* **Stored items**
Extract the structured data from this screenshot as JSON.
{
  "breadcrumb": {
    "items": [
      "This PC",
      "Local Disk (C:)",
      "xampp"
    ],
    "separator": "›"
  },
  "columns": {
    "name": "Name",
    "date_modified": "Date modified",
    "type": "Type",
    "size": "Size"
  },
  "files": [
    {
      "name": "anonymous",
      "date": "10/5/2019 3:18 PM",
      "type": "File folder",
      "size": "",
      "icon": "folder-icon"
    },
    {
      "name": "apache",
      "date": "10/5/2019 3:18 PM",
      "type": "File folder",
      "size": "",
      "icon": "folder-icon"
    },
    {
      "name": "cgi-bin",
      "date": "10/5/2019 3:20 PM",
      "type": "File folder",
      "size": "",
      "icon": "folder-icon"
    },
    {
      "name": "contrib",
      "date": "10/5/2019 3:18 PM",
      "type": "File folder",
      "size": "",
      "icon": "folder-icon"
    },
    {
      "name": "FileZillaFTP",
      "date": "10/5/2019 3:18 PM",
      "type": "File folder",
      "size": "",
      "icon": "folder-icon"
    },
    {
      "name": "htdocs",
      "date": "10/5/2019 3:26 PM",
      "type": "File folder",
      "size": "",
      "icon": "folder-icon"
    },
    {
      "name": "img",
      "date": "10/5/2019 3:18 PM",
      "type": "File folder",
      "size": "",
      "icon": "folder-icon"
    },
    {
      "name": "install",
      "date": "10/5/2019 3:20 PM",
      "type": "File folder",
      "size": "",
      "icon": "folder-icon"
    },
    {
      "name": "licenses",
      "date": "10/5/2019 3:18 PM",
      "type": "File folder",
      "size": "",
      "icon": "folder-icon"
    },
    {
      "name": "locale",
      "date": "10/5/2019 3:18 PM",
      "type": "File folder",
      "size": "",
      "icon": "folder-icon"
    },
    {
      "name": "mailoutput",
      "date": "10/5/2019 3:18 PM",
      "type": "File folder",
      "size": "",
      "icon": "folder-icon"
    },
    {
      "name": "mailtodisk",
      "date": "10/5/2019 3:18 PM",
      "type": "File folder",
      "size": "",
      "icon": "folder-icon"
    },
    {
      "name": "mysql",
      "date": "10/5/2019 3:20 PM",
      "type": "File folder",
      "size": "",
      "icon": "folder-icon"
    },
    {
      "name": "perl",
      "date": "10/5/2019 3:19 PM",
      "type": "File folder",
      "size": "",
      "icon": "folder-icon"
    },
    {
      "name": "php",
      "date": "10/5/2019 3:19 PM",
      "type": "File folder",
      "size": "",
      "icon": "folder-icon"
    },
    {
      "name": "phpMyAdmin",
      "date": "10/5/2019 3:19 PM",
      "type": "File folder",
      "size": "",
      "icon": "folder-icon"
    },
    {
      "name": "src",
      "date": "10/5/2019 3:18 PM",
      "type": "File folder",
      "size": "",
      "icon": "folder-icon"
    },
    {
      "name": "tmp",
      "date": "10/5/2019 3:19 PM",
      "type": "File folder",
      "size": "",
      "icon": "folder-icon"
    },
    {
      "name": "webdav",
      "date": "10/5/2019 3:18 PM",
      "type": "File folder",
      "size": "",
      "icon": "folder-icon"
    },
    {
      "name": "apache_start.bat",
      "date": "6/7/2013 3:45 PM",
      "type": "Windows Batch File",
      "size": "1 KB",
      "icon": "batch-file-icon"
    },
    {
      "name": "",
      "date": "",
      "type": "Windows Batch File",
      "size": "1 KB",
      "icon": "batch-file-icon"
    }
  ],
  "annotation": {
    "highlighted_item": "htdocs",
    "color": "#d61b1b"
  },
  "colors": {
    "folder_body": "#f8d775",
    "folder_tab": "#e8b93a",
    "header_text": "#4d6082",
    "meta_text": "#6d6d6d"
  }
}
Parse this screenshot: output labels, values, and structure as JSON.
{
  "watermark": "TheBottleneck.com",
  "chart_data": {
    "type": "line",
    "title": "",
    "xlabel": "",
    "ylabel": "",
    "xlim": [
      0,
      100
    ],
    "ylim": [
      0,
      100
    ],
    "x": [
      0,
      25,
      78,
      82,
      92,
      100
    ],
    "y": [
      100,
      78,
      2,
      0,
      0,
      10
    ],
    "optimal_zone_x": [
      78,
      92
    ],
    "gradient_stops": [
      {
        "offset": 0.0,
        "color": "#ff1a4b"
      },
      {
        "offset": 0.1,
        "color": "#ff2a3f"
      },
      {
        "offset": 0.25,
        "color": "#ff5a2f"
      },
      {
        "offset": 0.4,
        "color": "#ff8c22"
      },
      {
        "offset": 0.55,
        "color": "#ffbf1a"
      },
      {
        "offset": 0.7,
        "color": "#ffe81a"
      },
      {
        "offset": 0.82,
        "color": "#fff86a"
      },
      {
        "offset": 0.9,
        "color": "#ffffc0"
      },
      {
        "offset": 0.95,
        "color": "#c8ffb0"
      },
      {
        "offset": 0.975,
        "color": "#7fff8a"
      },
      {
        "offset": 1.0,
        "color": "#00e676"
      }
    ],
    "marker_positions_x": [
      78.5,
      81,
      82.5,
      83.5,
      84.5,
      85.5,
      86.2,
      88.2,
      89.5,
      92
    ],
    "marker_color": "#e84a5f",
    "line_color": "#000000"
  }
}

* **What you should do**
Restate the listing in full, word for word.

* **Solution to this exercise**
Extract the structured data from this screenshot as JSON.
{
  "breadcrumb": {
    "items": [
      "This PC",
      "Local Disk (C:)",
      "xampp"
    ],
    "separator": "›"
  },
  "columns": {
    "name": "Name",
    "date_modified": "Date modified",
    "type": "Type",
    "size": "Size"
  },
  "files": [
    {
      "name": "anonymous",
      "date": "10/5/2019 3:18 PM",
      "type": "File folder",
      "size": "",
      "icon": "folder-icon"
    },
    {
      "name": "apache",
      "date": "10/5/2019 3:18 PM",
      "type": "File folder",
      "size": "",
      "icon": "folder-icon"
    },
    {
      "name": "cgi-bin",
      "date": "10/5/2019 3:20 PM",
      "type": "File folder",
      "size": "",
      "icon": "folder-icon"
    },
    {
      "name": "contrib",
      "date": "10/5/2019 3:18 PM",
      "type": "File folder",
      "size": "",
      "icon": "folder-icon"
    },
    {
      "name": "FileZillaFTP",
      "date": "10/5/2019 3:18 PM",
      "type": "File folder",
      "size": "",
      "icon": "folder-icon"
    },
    {
      "name": "htdocs",
      "date": "10/5/2019 3:26 PM",
      "type": "File folder",
      "size": "",
      "icon": "folder-icon"
    },
    {
      "name": "img",
      "date": "10/5/2019 3:18 PM",
      "type": "File folder",
      "size": "",
      "icon": "folder-icon"
    },
    {
      "name": "install",
      "date": "10/5/2019 3:20 PM",
      "type": "File folder",
      "size": "",
      "icon": "folder-icon"
    },
    {
      "name": "licenses",
      "date": "10/5/2019 3:18 PM",
      "type": "File folder",
      "size": "",
      "icon": "folder-icon"
    },
    {
      "name": "locale",
      "date": "10/5/2019 3:18 PM",
      "type": "File folder",
      "size": "",
      "icon": "folder-icon"
    },
    {
      "name": "mailoutput",
      "date": "10/5/2019 3:18 PM",
      "type": "File folder",
      "size": "",
      "icon": "folder-icon"
    },
    {
      "name": "mailtodisk",
      "date": "10/5/2019 3:18 PM",
      "type": "File folder",
      "size": "",
      "icon": "folder-icon"
    },
    {
      "name": "mysql",
      "date": "10/5/2019 3:20 PM",
      "type": "File folder",
      "size": "",
      "icon": "folder-icon"
    },
    {
      "name": "perl",
      "date": "10/5/2019 3:19 PM",
      "type": "File folder",
      "size": "",
      "icon": "folder-icon"
    },
    {
      "name": "php",
      "date": "10/5/2019 3:19 PM",
      "type": "File folder",
      "size": "",
      "icon": "folder-icon"
    },
    {
      "name": "phpMyAdmin",
      "date": "10/5/2019 3:19 PM",
      "type": "File folder",
      "size": "",
      "icon": "folder-icon"
    },
    {
      "name": "src",
      "date": "10/5/2019 3:18 PM",
      "type": "File folder",
      "size": "",
      "icon": "folder-icon"
    },
    {
      "name": "tmp",
      "date": "10/5/2019 3:19 PM",
      "type": "File folder",
      "size": "",
      "icon": "folder-icon"
    },
    {
      "name": "webdav",
      "date": "10/5/2019 3:18 PM",
      "type": "File folder",
      "size": "",
      "icon": "folder-icon"
    },
    {
      "name": "apache_start.bat",
      "date": "6/7/2013 3:45 PM",
      "type": "Windows Batch File",
      "size": "1 KB",
      "icon": "batch-file-icon"
    },
    {
      "name": "",
      "date": "",
      "type": "Windows Batch File",
      "size": "1 KB",
      "icon": "batch-file-icon"
    }
  ],
  "annotation": {
    "highlighted_item": "htdocs",
    "color": "#d61b1b"
  },
  "colors": {
    "folder_body": "#f8d775",
    "folder_tab": "#e8b93a",
    "header_text": "#4d6082",
    "meta_text": "#6d6d6d"
  }
}
Parse this screenshot: output labels, values, and structure as JSON.
{
  "watermark": "TheBottleneck.com",
  "chart_data": {
    "type": "line",
    "title": "",
    "xlabel": "",
    "ylabel": "",
    "xlim": [
      0,
      100
    ],
    "ylim": [
      0,
      100
    ],
    "x": [
      0,
      25,
      78,
      82,
      92,
      100
    ],
    "y": [
      100,
      78,
      2,
      0,
      0,
      10
    ],
    "optimal_zone_x": [
      78,
      92
    ],
    "gradient_stops": [
      {
        "offset": 0.0,
        "color": "#ff1a4b"
      },
      {
        "offset": 0.1,
        "color": "#ff2a3f"
      },
      {
        "offset": 0.25,
        "color": "#ff5a2f"
      },
      {
        "offset": 0.4,
        "color": "#ff8c22"
      },
      {
        "offset": 0.55,
        "color": "#ffbf1a"
      },
      {
        "offset": 0.7,
        "color": "#ffe81a"
      },
      {
        "offset": 0.82,
        "color": "#fff86a"
      },
      {
        "offset": 0.9,
        "color": "#ffffc0"
      },
      {
        "offset": 0.95,
        "color": "#c8ffb0"
      },
      {
        "offset": 0.975,
        "color": "#7fff8a"
      },
      {
        "offset": 1.0,
        "color": "#00e676"
      }
    ],
    "marker_positions_x": [
      78.5,
      81,
      82.5,
      83.5,
      84.5,
      85.5,
      86.2,
      88.2,
      89.5,
      92
    ],
    "marker_color": "#e84a5f",
    "line_color": "#000000"
  }
}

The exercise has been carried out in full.